Request:
Tally the lines of the listing that contain the string "CORRELATION". Give the number and nothing else.

***** Data

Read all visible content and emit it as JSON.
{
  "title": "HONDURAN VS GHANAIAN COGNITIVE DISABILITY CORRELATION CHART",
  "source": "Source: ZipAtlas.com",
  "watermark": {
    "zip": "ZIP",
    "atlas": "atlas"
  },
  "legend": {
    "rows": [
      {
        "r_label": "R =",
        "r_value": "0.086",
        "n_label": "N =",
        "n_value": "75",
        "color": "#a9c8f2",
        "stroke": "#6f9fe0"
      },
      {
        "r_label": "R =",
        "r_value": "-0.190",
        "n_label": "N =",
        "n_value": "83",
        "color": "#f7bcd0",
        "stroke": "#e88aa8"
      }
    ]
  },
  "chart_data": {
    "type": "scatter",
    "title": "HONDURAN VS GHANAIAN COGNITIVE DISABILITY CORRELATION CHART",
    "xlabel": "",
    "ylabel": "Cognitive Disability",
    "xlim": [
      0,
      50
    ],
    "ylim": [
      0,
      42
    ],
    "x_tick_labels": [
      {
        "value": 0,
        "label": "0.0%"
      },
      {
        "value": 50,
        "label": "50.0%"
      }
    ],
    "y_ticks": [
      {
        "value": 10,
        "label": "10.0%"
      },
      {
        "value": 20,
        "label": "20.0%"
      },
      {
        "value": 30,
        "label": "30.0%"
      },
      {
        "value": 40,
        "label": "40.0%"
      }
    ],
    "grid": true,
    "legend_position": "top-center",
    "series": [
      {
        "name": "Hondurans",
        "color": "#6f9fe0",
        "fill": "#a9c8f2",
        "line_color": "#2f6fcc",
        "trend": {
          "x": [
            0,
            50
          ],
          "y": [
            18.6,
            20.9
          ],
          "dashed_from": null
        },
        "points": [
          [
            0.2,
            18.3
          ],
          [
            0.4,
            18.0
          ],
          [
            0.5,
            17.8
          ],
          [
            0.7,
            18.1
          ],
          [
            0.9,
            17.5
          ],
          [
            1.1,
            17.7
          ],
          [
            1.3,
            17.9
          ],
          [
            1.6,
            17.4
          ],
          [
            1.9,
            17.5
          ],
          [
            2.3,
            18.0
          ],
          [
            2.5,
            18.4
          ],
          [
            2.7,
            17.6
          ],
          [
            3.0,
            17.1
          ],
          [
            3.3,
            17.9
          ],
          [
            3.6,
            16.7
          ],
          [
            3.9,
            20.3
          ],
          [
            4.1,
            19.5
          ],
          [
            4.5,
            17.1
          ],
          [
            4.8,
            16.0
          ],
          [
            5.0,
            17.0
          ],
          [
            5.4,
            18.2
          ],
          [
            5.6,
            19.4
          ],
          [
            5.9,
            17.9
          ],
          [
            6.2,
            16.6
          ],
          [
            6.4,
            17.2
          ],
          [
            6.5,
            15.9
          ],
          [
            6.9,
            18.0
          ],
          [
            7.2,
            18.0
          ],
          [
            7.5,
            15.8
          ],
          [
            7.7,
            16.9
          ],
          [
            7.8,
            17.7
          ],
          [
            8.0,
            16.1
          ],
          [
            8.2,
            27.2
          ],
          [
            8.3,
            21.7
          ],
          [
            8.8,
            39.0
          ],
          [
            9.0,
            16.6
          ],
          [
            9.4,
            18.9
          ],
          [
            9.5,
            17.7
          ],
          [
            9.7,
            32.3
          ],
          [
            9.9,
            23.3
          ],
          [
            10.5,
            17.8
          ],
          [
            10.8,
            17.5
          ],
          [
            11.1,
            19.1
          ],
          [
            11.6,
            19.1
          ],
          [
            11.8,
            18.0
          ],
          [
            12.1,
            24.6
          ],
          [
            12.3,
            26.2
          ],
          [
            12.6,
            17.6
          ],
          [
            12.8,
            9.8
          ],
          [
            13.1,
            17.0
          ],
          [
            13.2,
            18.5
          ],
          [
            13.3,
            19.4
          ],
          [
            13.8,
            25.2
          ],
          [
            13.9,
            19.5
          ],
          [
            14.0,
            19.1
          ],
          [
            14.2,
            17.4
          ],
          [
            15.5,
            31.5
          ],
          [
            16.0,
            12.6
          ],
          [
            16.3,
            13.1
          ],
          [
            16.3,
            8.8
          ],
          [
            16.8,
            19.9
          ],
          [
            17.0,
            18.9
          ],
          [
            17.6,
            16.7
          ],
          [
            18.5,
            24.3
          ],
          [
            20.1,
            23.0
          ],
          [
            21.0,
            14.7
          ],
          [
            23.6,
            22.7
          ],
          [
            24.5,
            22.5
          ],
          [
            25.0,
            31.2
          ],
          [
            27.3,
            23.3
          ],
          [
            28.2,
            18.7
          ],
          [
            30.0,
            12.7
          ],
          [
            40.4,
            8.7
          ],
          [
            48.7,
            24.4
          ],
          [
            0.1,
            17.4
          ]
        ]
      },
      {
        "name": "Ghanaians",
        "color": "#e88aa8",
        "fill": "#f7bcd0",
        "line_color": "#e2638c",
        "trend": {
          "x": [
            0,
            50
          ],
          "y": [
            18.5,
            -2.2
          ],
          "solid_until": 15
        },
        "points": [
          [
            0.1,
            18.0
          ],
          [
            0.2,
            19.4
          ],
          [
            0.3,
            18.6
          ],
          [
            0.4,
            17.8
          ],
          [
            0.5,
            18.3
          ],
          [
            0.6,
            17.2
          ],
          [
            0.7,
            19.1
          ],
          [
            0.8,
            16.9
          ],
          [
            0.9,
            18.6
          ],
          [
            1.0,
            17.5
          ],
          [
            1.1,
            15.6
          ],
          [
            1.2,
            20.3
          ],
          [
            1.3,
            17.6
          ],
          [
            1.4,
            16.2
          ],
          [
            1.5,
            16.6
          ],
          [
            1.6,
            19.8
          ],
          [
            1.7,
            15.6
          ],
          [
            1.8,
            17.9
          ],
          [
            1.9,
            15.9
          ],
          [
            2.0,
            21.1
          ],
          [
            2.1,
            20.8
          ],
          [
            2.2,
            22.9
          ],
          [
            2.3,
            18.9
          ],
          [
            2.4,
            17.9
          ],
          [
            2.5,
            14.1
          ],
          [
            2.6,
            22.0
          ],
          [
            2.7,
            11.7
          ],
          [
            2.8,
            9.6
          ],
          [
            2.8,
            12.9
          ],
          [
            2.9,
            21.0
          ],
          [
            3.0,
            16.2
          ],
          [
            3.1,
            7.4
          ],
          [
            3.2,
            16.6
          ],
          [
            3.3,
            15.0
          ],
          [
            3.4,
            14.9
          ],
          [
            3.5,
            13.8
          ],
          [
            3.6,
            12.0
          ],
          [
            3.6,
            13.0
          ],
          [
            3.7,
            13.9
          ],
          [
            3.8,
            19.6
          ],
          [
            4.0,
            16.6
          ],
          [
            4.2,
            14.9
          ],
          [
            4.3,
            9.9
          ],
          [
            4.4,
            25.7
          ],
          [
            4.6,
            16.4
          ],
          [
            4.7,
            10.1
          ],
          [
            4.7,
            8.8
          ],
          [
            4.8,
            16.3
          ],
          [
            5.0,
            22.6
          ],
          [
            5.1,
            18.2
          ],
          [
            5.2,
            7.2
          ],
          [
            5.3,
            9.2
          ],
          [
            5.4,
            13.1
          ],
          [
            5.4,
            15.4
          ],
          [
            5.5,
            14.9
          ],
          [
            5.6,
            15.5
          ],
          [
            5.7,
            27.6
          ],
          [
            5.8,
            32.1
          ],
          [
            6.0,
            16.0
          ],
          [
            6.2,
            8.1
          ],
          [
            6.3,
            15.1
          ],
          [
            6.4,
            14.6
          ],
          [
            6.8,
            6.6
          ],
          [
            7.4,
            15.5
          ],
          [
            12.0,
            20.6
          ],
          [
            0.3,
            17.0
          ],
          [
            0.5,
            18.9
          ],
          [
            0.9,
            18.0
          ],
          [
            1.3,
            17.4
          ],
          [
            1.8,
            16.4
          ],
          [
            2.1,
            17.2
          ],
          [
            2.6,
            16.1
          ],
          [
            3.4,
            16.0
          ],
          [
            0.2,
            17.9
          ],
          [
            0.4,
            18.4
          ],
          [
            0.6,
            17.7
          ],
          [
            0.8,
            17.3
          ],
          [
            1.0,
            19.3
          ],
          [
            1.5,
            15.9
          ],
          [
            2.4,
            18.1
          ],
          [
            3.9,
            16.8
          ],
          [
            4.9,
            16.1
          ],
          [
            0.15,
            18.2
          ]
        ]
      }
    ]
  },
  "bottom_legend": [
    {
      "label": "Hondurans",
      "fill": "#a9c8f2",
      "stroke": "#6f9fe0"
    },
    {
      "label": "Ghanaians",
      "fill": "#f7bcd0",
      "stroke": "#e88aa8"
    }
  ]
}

**********

Output for this task:
2